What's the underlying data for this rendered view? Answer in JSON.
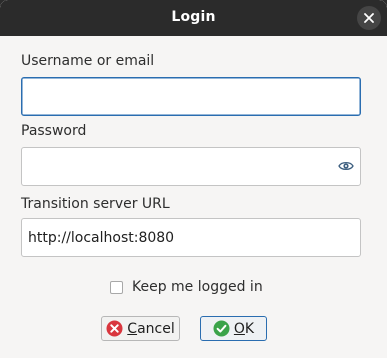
{
  "window": {
    "title": "Login",
    "close_icon": "close-icon"
  },
  "form": {
    "username": {
      "label": "Username or email",
      "value": "",
      "placeholder": ""
    },
    "password": {
      "label": "Password",
      "value": "",
      "placeholder": "",
      "reveal_icon": "eye-icon"
    },
    "server_url": {
      "label": "Transition server URL",
      "value": "http://localhost:8080",
      "placeholder": ""
    },
    "keep_logged_in": {
      "label": "Keep me logged in",
      "checked": false
    }
  },
  "buttons": {
    "cancel": {
      "mnemonic": "C",
      "rest": "ancel",
      "icon": "cancel-icon",
      "color": "#d9363e"
    },
    "ok": {
      "mnemonic": "O",
      "rest": "K",
      "icon": "check-icon",
      "color": "#3aa34a"
    }
  },
  "colors": {
    "titlebar": "#2b2b2b",
    "focus": "#2a6db0",
    "background": "#f6f5f4"
  }
}
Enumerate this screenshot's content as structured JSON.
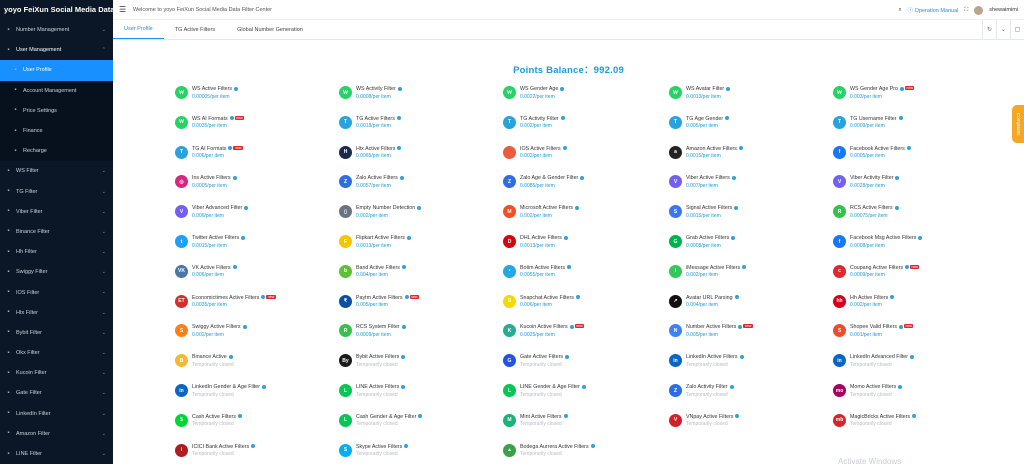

──────────

● Short exercise
Without the pictures, repeat the listing above exactly.

● Result
What's the underlying data for this rendered view? Answer in JSON.
{
  "window": {
    "title": "Login",
    "close_icon": "close-icon"
  },
  "form": {
    "username": {
      "label": "Username or email",
      "value": "",
      "placeholder": ""
    },
    "password": {
      "label": "Password",
      "value": "",
      "placeholder": "",
      "reveal_icon": "eye-icon"
    },
    "server_url": {
      "label": "Transition server URL",
      "value": "http://localhost:8080",
      "placeholder": ""
    },
    "keep_logged_in": {
      "label": "Keep me logged in",
      "checked": false
    }
  },
  "buttons": {
    "cancel": {
      "mnemonic": "C",
      "rest": "ancel",
      "icon": "cancel-icon",
      "color": "#d9363e"
    },
    "ok": {
      "mnemonic": "O",
      "rest": "K",
      "icon": "check-icon",
      "color": "#3aa34a"
    }
  },
  "colors": {
    "titlebar": "#2b2b2b",
    "focus": "#2a6db0",
    "background": "#f6f5f4"
  }
}
Enumerate this screenshot's content as structured JSON.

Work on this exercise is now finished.